**Dataset extract:**

---+---

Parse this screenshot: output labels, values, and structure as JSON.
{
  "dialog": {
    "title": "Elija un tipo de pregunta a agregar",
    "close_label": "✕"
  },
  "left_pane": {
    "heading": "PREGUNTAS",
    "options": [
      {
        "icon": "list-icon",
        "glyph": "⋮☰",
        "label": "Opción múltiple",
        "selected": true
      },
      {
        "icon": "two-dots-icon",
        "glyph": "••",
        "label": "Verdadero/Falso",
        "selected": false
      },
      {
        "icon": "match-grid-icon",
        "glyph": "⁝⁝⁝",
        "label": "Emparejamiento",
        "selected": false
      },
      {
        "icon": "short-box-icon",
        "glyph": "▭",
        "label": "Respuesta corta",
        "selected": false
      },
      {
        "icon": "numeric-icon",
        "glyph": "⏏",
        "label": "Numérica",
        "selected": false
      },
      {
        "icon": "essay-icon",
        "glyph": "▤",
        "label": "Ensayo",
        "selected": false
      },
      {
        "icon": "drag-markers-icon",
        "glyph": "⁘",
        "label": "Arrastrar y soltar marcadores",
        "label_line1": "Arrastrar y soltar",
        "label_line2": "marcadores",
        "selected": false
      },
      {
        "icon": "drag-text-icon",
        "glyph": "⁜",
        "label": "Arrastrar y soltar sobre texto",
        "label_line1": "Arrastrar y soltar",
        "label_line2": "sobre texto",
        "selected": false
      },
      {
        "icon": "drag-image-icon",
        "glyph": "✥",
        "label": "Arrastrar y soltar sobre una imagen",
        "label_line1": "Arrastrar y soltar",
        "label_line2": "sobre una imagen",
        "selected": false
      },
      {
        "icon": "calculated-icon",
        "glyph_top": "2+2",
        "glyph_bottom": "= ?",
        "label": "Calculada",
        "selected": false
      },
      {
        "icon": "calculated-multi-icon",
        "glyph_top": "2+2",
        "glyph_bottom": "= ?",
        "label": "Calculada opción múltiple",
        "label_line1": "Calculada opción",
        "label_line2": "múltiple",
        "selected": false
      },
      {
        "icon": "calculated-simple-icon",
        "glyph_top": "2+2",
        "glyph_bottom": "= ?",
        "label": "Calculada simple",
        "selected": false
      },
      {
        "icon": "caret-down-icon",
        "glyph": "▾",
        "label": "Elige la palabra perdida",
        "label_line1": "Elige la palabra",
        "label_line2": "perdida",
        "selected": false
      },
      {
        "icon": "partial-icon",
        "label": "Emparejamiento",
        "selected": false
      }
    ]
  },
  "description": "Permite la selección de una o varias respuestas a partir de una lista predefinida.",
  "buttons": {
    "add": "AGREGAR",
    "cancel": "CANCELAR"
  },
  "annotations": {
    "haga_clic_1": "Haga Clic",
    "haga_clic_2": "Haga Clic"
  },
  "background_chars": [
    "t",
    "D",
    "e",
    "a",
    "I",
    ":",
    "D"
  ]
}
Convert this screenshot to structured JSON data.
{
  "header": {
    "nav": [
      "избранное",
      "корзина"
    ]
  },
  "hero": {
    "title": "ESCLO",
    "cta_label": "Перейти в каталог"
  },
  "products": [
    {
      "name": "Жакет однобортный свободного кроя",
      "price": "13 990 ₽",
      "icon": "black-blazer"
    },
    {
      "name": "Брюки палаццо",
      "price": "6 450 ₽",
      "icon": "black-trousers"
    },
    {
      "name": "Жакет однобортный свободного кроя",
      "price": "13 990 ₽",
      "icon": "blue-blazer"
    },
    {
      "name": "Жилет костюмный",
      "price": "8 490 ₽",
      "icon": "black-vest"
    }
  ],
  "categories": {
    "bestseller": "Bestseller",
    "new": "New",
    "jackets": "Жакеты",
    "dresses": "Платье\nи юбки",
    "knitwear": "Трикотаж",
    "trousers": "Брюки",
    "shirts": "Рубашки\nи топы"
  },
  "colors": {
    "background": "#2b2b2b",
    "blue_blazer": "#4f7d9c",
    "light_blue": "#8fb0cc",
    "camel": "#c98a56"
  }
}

---+---

**Your instructions:** Count the lines above that contain the word "title". Give only the number.

**Full response:** 2